- YOUR GOAL: Go through the records and copy each line where the word "在新课程下" occurs.

- EXCERPTED DATA:
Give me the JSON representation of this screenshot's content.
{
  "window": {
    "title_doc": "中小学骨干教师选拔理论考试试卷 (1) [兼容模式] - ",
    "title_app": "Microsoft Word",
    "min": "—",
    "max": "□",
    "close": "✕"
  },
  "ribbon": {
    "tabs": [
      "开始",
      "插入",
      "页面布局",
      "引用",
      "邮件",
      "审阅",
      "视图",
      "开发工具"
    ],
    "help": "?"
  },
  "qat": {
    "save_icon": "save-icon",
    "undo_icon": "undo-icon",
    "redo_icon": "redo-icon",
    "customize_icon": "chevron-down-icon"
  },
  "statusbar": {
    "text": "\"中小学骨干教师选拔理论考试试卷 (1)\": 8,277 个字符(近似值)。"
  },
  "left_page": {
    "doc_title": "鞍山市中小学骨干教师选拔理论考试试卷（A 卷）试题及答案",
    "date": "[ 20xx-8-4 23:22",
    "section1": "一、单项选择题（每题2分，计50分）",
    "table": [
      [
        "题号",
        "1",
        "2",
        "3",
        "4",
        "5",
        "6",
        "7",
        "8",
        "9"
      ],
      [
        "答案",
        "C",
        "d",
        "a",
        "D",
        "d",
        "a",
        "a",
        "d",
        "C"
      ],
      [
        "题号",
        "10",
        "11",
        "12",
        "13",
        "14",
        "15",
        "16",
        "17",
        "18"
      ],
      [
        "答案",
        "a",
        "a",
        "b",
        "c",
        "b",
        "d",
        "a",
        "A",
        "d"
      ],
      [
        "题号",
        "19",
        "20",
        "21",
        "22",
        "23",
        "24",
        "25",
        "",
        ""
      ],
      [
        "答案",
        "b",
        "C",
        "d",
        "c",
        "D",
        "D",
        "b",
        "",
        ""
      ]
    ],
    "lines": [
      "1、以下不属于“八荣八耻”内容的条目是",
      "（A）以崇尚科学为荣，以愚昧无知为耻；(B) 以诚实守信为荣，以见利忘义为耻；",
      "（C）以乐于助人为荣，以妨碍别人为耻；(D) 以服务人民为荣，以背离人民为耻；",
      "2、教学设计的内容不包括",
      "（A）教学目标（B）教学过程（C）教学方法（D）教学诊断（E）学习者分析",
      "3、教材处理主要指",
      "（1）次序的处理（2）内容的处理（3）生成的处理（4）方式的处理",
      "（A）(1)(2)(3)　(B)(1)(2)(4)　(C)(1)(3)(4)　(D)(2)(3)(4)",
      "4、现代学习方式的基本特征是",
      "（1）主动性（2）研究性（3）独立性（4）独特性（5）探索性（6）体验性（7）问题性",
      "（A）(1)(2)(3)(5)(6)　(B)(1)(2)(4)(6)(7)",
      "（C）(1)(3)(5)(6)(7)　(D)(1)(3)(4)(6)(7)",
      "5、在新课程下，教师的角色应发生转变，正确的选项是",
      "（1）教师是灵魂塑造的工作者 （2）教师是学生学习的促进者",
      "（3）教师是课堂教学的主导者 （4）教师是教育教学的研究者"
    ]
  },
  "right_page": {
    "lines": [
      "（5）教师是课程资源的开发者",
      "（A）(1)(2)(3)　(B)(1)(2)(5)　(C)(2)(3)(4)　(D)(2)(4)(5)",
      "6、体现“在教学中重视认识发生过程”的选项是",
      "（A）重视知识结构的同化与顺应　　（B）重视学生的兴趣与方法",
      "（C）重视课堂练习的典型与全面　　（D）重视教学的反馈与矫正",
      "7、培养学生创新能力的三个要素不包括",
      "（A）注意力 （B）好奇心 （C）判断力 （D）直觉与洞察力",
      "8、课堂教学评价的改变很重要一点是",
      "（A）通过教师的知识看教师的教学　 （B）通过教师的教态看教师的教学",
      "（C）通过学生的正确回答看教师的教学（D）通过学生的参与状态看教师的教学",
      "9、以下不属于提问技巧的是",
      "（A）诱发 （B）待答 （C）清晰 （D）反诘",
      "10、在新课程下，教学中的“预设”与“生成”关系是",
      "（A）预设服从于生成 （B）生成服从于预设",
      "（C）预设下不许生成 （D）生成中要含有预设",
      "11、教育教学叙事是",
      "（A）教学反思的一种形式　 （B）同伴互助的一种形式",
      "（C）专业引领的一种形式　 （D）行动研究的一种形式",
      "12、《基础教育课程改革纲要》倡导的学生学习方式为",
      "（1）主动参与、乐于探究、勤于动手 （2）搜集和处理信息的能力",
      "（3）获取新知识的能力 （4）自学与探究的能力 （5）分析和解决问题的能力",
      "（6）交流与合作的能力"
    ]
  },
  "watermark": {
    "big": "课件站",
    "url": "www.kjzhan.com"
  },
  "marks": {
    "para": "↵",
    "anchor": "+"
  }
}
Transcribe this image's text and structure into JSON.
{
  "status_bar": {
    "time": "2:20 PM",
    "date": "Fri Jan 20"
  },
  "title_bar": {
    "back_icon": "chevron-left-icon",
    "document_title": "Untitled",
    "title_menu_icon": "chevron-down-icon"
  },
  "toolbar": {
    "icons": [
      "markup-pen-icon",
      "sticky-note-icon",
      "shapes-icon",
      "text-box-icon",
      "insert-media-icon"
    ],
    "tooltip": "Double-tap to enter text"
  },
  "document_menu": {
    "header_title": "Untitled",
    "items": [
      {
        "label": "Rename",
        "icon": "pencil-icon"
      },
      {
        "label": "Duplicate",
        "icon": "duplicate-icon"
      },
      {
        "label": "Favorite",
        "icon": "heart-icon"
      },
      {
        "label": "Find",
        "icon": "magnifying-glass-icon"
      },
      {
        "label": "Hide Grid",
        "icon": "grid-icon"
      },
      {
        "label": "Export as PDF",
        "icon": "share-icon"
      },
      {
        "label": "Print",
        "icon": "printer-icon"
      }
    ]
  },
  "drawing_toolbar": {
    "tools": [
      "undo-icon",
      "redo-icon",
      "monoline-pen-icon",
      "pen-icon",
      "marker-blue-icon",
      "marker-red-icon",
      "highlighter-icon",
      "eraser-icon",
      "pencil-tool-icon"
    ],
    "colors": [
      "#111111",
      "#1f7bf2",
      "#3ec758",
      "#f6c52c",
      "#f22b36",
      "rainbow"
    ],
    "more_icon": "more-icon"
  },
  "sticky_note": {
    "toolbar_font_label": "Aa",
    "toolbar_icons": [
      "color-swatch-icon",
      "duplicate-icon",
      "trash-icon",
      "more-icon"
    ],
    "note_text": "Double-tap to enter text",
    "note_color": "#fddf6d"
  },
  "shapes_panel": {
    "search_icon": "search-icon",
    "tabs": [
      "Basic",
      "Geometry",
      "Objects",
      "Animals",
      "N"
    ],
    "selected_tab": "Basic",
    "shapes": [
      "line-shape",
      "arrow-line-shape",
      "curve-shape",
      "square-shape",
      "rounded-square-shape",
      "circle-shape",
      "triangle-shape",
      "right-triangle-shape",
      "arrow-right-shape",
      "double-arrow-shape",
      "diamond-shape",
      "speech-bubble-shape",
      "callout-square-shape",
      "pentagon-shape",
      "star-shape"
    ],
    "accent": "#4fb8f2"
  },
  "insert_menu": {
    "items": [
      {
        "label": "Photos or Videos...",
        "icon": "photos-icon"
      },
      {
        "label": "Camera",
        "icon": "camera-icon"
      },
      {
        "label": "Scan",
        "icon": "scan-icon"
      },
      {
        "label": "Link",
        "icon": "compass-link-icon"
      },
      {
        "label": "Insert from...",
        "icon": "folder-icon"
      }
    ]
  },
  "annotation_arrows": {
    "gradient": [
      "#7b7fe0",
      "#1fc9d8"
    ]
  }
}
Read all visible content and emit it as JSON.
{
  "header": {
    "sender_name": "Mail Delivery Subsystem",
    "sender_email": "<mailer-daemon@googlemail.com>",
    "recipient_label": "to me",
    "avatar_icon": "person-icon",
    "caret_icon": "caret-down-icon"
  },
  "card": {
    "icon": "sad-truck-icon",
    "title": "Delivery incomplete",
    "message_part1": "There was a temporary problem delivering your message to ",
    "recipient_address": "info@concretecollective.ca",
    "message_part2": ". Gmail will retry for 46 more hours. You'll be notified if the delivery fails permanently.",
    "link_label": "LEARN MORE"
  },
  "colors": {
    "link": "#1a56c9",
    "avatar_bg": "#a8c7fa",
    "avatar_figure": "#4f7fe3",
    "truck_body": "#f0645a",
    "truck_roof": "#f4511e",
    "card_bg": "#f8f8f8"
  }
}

- PROBLEM SOLUTION:
      "5、在新课程下，教师的角色应发生转变，正确的选项是",
      "10、在新课程下，教学中的“预设”与“生成”关系是",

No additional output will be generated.